** Document section **
========
Wild Bootstrap Testing
1. Calculate the test statistic $V_{n}$.
2. Obtain wild bootstrap samples $\{B_{n}\}_{i=1}^{D}$ and estimate the 1 − α empirical quantile of these samples.
3. If $V_{n}$ exceeds the quantile, reject.

In [47]:
from scipy.spatial.distance import squareform, pdist
import numpy as np

scaling=2.0

In [48]:
def grad_log_correleted(x):
    sigmaInv = np.linalg.inv(sigma)
    return - np.dot(sigmaInv.T + sigmaInv, x) / 2.0

In [49]:
def Agrad_multiple(X):
    return np.array([grad_log_correleted(x) for x in X])

In [50]:
def kernel_matrix(X):

    assert X.shape[0] > X.shape[1]
    sq_dists = squareform(pdist(X, 'sqeuclidean'))
    K = np.exp(-sq_dists/ scaling)
    return K

In [51]:
def gradient_k_wrt_x( X, K, dim):

    X_dim = X[:, dim]
    assert X_dim.ndim == 1

    differences = X_dim.reshape(len(X_dim), 1) - X_dim.reshape(1, len(X_dim))

    return -2.0 / scaling * K * differences

In [52]:
def gradient_k_wrt_y( X, K, dim):
    return -gradient_k_wrt_x(X, K, dim)

In [53]:
def second_derivative_k(X, K, dim):
    X_dim = X[:, dim]
    assert X_dim.ndim == 1

    differences = X_dim.reshape(len(X_dim), 1) - X_dim.reshape(1, len(X_dim))

    sq_differences = differences ** 2

    return 2.0 * K * (scaling - 2 * sq_differences) / scaling ** 2

In [54]:
def get_statistic_multiple_dim(samples, dim):
    num_samples = len(samples)

    log_pdf_gradients = Agrad_multiple(samples)
    log_pdf_gradients = log_pdf_gradients[:, dim]
    K = kernel_matrix(samples)
    gradient_k_x = gradient_k_wrt_x(samples, K, dim)
    gradient_k_y = gradient_k_wrt_y(samples, K, dim)
    second_derivative = second_derivative_k(samples, K, dim)

    # use broadcasting to mimic the element wise looped call
    pairwise_log_gradients = log_pdf_gradients.reshape(num_samples, 1) \
                             * log_pdf_gradients.reshape(1, num_samples)
    A = pairwise_log_gradients * K

    B = gradient_k_x * log_pdf_gradients
    C = (gradient_k_y.T * log_pdf_gradients).T
    D = second_derivative

    V_statistic = A + B + C + D

    stat = num_samples * np.mean(V_statistic)
    return V_statistic, stat

In [55]:
def get_V_statistic(samples):
    num_samples = samples.shape[0]
    dims = samples.shape[1]
    U = np.zeros((num_samples, num_samples))
========
** Data shown **
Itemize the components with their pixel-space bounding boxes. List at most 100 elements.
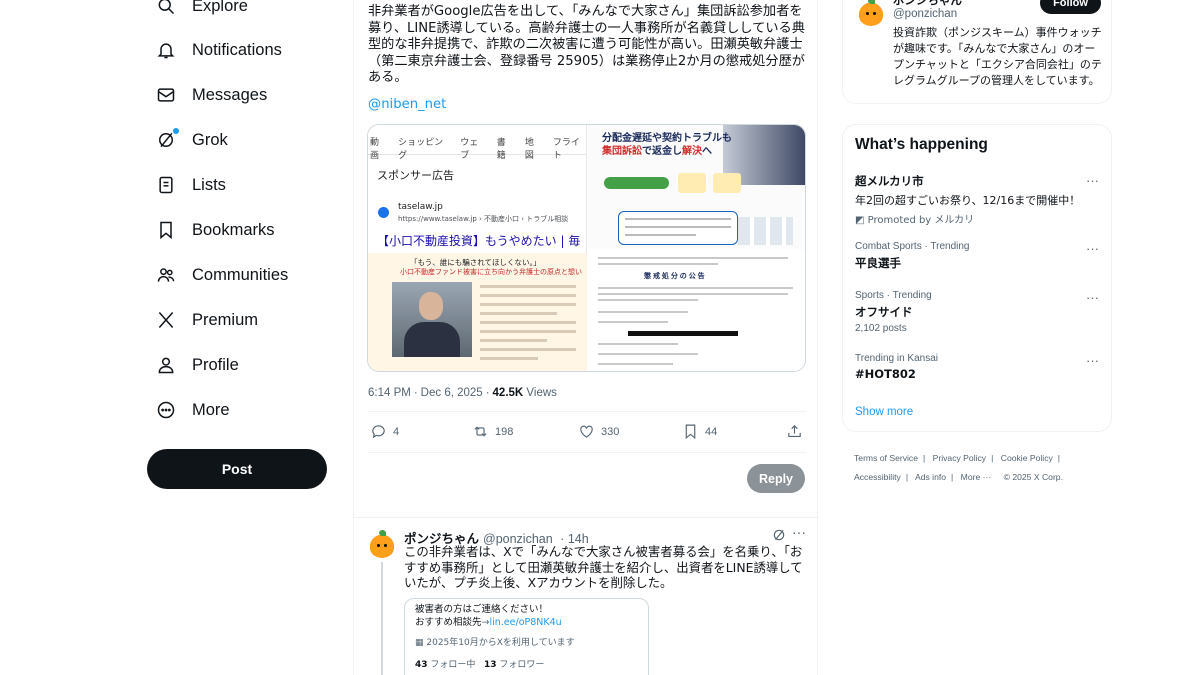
========
** Tasks to carry out **
• A. Echo the part of the wild bootstrap testing text that opens with the words containing "2. Obtain wild" and closes with "sigmaInv = np.linalg.inv(sigma)".
• B. Condense the paragraph of the wild bootstrap testing text that begins "1. Calculate the test statistic" into a single shorter sentence that keeps its main steps.
• C. Carry the wild bootstrap testing text forward from its last line, writing the part that comes next.
You will not need the data for this work.

** Answers to the problems **
• A.
2. Obtain wild bootstrap samples $\{B_{n}\}_{i=1}^{D}$ and estimate the 1 − α empirical quantile of these samples.
3. If $V_{n}$ exceeds the quantile, reject.

In [47]:
from scipy.spatial.distance import squareform, pdist
import numpy as np

scaling=2.0

In [48]:
def grad_log_correleted(x):
    sigmaInv = np.linalg.inv(sigma)

• B. Compute the test statistic $V_{n}$, draw $D$ wild bootstrap samples and estimate their 1 − α empirical quantile, and reject if $V_{n}$ exceeds that quantile.

• C.
    for dim in range(dims):
        U2, _ = get_statistic_multiple_dim(samples, dim)
        U += U2
    return U

In [56]:
def simulatepm(N, p_change):
    '''

    :param N:
    :param p_change:
    :return:
    '''
    X = np.zeros(N) - 1
    change_sign = np.random.rand(N) < p_change
    for i in range(N):
        if change_sign[i]:
            X[i] = -X[i - 1]
        else:
            X[i] = X[i - 1]
    return X

In [57]:
temp_bootsraped_stats = np.zeros(600)

def compute_pvalues_for_processes( U_matrix, chane_prob, num_bootstrapped_stats=100):
    N = U_matrix.shape[0]
    bootsraped_stats = np.zeros(num_bootstrapped_stats)

    for proc in range(num_bootstrapped_stats):
            # W = np.sign(orsetinW[:,proc])
        W = simulatepm(N, chane_prob)
        WW = np.outer(W, W)

        st = np.mean(U_matrix * WW)

        bootsraped_stats[proc] = N * st
            #print(N * st)

    stat = N * np.mean(U_matrix)

    print(bootsraped_stats.shape)
    temp_bootsraped_stats = np.sort(bootsraped_stats)
    return float(np.sum(bootsraped_stats > stat)) / num_bootstrapped_stats,temp_bootsraped_stats

In [58]:
def is_from_null( alpha, samples, chane_prob):
    dims = samples.shape[1]
    boots = 10 * int(dims / alpha)
    num_samples = samples.shape[0]
    U = np.zeros((num_samples, num_samples))
    for dim in range(dims):
        U2, _ = get_statistic_multiple_dim(samples, dim)
        U += U2

    p,bootsraped_stats_sorted = compute_pvalues_for_processes(U, chane_prob, boots)
    return p,bootsraped_stats_sorted

In [59]:
sigma = np.array([[1, 0.2, 0.1], [0.2, 1, 0.4], [0.1, 0.4, 1]])

X = np.random.multivariate_normal(mean=[0, 0, 0], cov=sigma, size=200)
V_statistic = get_V_statistic(X)

p_value,bootsraped_stats_sorted = is_from_null(0.05, X, 0.1)
print("p_val",p_value)

threshold = bootsraped_stats_sorted[int(p_value*600)]
print(p_value,int(p_value*600))
print('阈值为',threshold)

(600,)
p_val 0.24
0.24 144
阈值为 5.311366764451844


In [60]:
temp_bootsraped_stats = np.zeros(600)

def compute_pvalues_for_processes_1( U_matrix, chane_prob, threshold,num_bootstrapped_stats=100):
    N = U_matrix.shape[0]
    bootsraped_stats = np.zeros(num_bootstrapped_stats)

    for proc in range(num_bootstrapped_stats):
            # W = np.sign(orsetinW[:,proc])
        W = simulatepm(N, chane_prob)
        WW = np.outer(W, W)

        st = np.mean(U_matrix * WW)

        bootsraped_stats[proc] = N * st
            #print(N * st)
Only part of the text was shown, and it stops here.